**Task goal:** Retype each line of the material exactly, please, skipping any picture in it.

|---|

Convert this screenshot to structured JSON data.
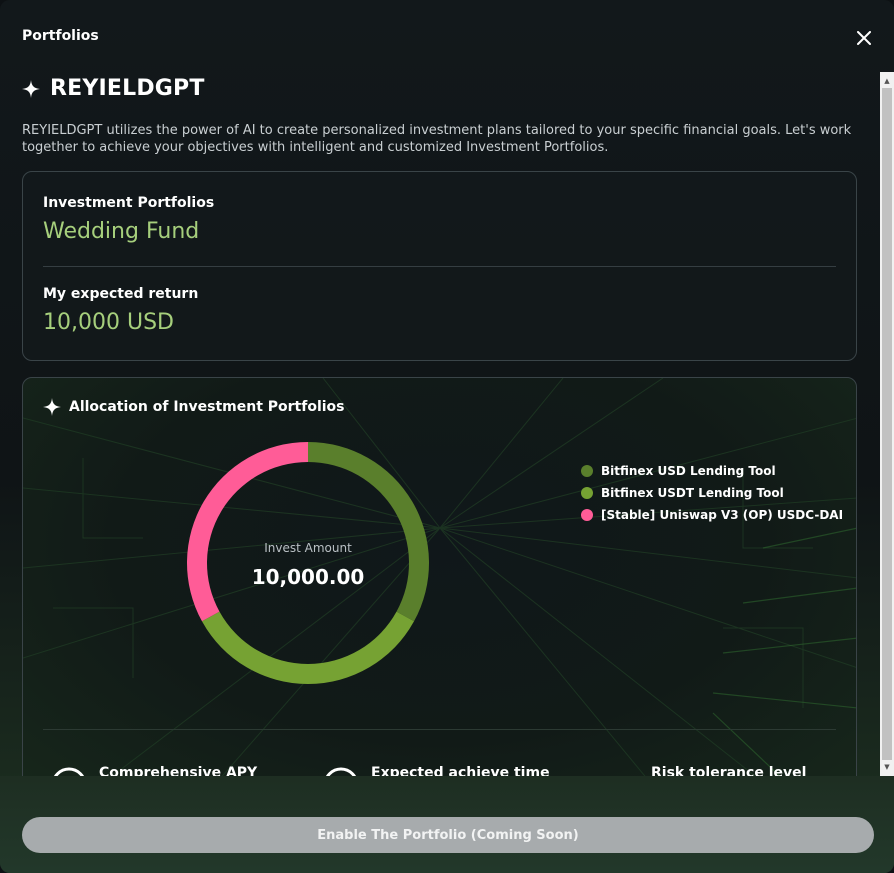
{
  "modal": {
    "title": "Portfolios"
  },
  "brand": {
    "name": "REYIELDGPT",
    "intro": "REYIELDGPT utilizes the power of AI to create personalized investment plans tailored to your specific financial goals. Let's work together to achieve your objectives with intelligent and customized Investment Portfolios."
  },
  "summary": {
    "portfolio_label": "Investment Portfolios",
    "portfolio_value": "Wedding Fund",
    "return_label": "My expected return",
    "return_value": "10,000 USD"
  },
  "allocation": {
    "title": "Allocation of Investment Portfolios",
    "center_label": "Invest Amount",
    "center_value": "10,000.00",
    "legend": [
      {
        "label": "Bitfinex USD Lending Tool",
        "color": "#5a7f2c"
      },
      {
        "label": "Bitfinex USDT Lending Tool",
        "color": "#76a233"
      },
      {
        "label": "[Stable] Uniswap V3 (OP) USDC-DAI",
        "color": "#ff5c97"
      }
    ],
    "metrics": [
      {
        "label": "Comprehensive APY"
      },
      {
        "label": "Expected achieve time"
      },
      {
        "label": "Risk tolerance level"
      }
    ]
  },
  "chart_data": {
    "type": "pie",
    "categories": [
      "Bitfinex USD Lending Tool",
      "Bitfinex USDT Lending Tool",
      "[Stable] Uniswap V3 (OP) USDC-DAI"
    ],
    "values": [
      0.33,
      0.34,
      0.33
    ],
    "colors": [
      "#5a7f2c",
      "#76a233",
      "#ff5c97"
    ],
    "donut": true,
    "center_label": "Invest Amount",
    "center_value": "10,000.00"
  },
  "footer": {
    "enable_button": "Enable The Portfolio (Coming Soon)"
  }
}
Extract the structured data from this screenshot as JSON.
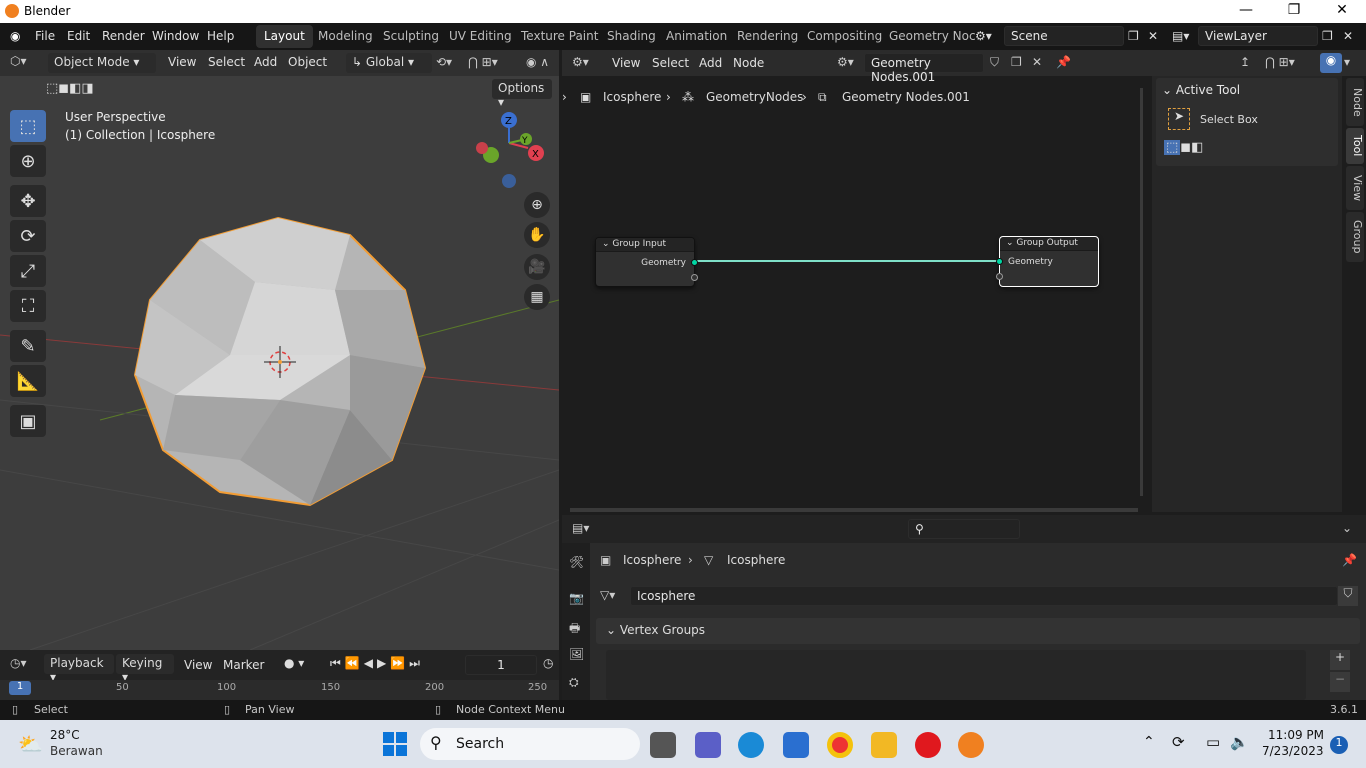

|---|

**Reply:**
Convert this screenshot to structured JSON data.
{
  "modal": {
    "title": "Portfolios"
  },
  "brand": {
    "name": "REYIELDGPT",
    "intro": "REYIELDGPT utilizes the power of AI to create personalized investment plans tailored to your specific financial goals. Let's work together to achieve your objectives with intelligent and customized Investment Portfolios."
  },
  "summary": {
    "portfolio_label": "Investment Portfolios",
    "portfolio_value": "Wedding Fund",
    "return_label": "My expected return",
    "return_value": "10,000 USD"
  },
  "allocation": {
    "title": "Allocation of Investment Portfolios",
    "center_label": "Invest Amount",
    "center_value": "10,000.00",
    "legend": [
      {
        "label": "Bitfinex USD Lending Tool",
        "color": "#5a7f2c"
      },
      {
        "label": "Bitfinex USDT Lending Tool",
        "color": "#76a233"
      },
      {
        "label": "[Stable] Uniswap V3 (OP) USDC-DAI",
        "color": "#ff5c97"
      }
    ],
    "metrics": [
      {
        "label": "Comprehensive APY"
      },
      {
        "label": "Expected achieve time"
      },
      {
        "label": "Risk tolerance level"
      }
    ]
  },
  "chart_data": {
    "type": "pie",
    "categories": [
      "Bitfinex USD Lending Tool",
      "Bitfinex USDT Lending Tool",
      "[Stable] Uniswap V3 (OP) USDC-DAI"
    ],
    "values": [
      0.33,
      0.34,
      0.33
    ],
    "colors": [
      "#5a7f2c",
      "#76a233",
      "#ff5c97"
    ],
    "donut": true,
    "center_label": "Invest Amount",
    "center_value": "10,000.00"
  },
  "footer": {
    "enable_button": "Enable The Portfolio (Coming Soon)"
  }
}
Extract the structured data from this screenshot as JSON.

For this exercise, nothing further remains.